What follows is a listing; restate every line of it word for word.

+ + + +

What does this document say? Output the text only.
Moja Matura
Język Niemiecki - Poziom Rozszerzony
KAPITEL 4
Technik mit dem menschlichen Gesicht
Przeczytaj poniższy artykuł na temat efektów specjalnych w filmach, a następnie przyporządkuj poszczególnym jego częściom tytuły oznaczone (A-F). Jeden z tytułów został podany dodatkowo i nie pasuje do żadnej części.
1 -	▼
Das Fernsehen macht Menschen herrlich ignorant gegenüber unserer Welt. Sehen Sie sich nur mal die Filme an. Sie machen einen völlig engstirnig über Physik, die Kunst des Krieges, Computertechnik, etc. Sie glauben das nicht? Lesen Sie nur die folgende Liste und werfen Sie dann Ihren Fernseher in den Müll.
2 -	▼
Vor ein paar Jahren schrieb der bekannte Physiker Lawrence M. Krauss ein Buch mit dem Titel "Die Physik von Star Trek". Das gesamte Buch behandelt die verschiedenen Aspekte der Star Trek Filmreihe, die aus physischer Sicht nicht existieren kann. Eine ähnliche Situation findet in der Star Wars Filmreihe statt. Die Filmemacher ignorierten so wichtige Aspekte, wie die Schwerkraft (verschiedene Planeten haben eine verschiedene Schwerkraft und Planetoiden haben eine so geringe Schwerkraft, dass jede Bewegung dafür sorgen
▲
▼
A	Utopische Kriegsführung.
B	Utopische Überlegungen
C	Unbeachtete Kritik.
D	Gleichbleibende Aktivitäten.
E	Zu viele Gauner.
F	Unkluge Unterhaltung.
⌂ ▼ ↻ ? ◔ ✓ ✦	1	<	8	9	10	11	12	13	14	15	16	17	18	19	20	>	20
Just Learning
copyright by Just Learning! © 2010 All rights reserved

+ + + +

» **THE COMPLETED TASK**:
What does this document say? Output the text only.
Moja Matura
Język Niemiecki - Poziom Rozszerzony
KAPITEL 4
Technik mit dem menschlichen Gesicht
Przeczytaj poniższy artykuł na temat efektów specjalnych w filmach, a następnie przyporządkuj poszczególnym jego częściom tytuły oznaczone (A-F). Jeden z tytułów został podany dodatkowo i nie pasuje do żadnej części.
1 -	▼
Das Fernsehen macht Menschen herrlich ignorant gegenüber unserer Welt. Sehen Sie sich nur mal die Filme an. Sie machen einen völlig engstirnig über Physik, die Kunst des Krieges, Computertechnik, etc. Sie glauben das nicht? Lesen Sie nur die folgende Liste und werfen Sie dann Ihren Fernseher in den Müll.
2 -	▼
Vor ein paar Jahren schrieb der bekannte Physiker Lawrence M. Krauss ein Buch mit dem Titel "Die Physik von Star Trek". Das gesamte Buch behandelt die verschiedenen Aspekte der Star Trek Filmreihe, die aus physischer Sicht nicht existieren kann. Eine ähnliche Situation findet in der Star Wars Filmreihe statt. Die Filmemacher ignorierten so wichtige Aspekte, wie die Schwerkraft (verschiedene Planeten haben eine verschiedene Schwerkraft und Planetoiden haben eine so geringe Schwerkraft, dass jede Bewegung dafür sorgen
▲
▼
A	Utopische Kriegsführung.
B	Utopische Überlegungen
C	Unbeachtete Kritik.
D	Gleichbleibende Aktivitäten.
E	Zu viele Gauner.
F	Unkluge Unterhaltung.
⌂ ▼ ↻ ? ◔ ✓ ✦	1	<	8	9	10	11	12	13	14	15	16	17	18	19	20	>	20
Just Learning
copyright by Just Learning! © 2010 All rights reserved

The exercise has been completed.